What needs to be done
Lift out each line of the data that holds "Output".

Material
--------------------------------
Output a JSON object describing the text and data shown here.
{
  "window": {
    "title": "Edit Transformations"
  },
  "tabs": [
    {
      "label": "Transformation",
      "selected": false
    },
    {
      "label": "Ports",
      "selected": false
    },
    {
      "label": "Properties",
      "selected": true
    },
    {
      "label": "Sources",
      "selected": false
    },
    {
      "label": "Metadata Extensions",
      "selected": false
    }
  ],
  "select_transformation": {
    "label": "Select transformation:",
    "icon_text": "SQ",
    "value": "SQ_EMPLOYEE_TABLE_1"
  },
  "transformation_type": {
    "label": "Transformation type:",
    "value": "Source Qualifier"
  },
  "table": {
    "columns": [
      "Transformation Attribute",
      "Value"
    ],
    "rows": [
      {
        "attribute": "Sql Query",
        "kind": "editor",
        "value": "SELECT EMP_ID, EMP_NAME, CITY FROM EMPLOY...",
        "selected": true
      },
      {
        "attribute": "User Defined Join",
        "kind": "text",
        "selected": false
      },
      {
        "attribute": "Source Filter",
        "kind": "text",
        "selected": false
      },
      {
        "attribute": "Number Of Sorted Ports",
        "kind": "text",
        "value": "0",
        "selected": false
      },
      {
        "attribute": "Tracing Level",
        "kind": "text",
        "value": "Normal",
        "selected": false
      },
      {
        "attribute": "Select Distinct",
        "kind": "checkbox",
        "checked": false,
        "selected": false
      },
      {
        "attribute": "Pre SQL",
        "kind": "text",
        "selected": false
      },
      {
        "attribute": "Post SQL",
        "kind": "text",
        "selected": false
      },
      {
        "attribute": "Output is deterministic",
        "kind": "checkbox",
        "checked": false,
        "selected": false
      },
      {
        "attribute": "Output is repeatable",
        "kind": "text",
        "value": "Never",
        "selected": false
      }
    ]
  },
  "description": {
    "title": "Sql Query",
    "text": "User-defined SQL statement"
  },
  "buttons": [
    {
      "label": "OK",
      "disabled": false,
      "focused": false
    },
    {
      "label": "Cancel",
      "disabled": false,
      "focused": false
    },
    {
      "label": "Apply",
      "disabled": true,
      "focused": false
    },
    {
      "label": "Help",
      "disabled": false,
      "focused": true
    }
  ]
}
--------------------------------
Full solution
Output a JSON object describing the text and data shown here.
        "attribute": "Output is deterministic",
        "attribute": "Output is repeatable",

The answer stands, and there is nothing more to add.